(Data entries for graphics)
[Start of section]

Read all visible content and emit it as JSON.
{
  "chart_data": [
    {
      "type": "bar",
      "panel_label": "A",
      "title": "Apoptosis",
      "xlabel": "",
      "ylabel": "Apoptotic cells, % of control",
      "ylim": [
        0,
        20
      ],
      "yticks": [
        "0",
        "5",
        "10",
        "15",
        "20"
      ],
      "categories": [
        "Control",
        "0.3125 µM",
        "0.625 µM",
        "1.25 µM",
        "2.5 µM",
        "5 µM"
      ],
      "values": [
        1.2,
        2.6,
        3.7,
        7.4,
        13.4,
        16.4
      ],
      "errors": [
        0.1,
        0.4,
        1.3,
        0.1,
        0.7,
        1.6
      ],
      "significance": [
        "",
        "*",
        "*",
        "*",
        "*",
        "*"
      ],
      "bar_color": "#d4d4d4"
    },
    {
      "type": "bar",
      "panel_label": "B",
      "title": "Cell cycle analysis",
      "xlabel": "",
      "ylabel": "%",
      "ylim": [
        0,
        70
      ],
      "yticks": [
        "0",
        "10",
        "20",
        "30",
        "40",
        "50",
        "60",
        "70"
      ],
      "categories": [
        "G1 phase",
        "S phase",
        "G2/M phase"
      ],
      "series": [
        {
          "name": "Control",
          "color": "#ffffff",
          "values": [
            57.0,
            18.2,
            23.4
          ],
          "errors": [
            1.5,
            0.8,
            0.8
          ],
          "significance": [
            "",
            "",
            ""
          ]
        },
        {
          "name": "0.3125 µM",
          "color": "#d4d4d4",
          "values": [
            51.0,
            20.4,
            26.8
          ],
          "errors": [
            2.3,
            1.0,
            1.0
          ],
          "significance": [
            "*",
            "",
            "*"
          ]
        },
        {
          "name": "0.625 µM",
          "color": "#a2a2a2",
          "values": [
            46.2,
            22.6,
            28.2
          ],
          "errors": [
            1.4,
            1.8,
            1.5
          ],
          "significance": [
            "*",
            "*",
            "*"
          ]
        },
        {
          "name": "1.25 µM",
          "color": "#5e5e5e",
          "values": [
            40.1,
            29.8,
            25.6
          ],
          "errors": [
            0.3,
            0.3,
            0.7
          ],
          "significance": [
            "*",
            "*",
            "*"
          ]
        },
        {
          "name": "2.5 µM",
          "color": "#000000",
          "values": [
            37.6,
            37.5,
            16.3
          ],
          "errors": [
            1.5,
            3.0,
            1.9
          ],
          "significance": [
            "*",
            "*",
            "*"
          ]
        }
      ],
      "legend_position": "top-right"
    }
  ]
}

[End of section]

• [Assignment] Wherever the word "title" appears in a line of the data, copy that line.

• [Result]
      "title": "Apoptosis",
      "title": "Cell cycle analysis",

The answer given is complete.